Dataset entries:
(begin)
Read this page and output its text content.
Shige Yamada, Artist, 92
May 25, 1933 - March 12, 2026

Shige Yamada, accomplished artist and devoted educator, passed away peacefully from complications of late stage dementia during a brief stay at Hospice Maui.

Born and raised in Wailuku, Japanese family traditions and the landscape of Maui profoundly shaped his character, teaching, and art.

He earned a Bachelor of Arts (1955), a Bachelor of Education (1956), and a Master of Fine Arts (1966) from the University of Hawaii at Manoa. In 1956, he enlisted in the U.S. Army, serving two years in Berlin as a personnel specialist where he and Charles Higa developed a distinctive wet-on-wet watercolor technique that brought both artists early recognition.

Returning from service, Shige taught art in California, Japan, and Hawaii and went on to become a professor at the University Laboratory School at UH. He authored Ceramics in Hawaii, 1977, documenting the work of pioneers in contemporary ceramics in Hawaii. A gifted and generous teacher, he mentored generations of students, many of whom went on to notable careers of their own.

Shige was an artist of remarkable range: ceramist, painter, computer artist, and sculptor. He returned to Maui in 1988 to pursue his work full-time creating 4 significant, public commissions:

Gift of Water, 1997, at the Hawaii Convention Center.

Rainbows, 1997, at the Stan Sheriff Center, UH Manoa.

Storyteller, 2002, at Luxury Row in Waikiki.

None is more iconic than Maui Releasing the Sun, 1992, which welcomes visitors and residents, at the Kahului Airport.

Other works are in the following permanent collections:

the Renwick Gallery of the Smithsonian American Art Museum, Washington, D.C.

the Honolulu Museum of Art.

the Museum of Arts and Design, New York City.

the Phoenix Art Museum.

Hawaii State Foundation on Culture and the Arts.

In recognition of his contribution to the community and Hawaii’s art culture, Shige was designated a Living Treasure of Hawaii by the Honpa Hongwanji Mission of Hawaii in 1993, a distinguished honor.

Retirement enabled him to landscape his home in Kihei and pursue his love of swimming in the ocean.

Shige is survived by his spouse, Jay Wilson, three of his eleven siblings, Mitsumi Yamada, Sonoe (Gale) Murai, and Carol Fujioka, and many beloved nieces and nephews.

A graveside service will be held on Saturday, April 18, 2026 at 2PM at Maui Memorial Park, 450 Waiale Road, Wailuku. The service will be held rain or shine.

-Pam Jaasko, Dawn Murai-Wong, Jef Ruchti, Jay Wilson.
(end)
§ Set exercise
State how many lines of the material contain the string "service", with no other words.

§ Complete answer
2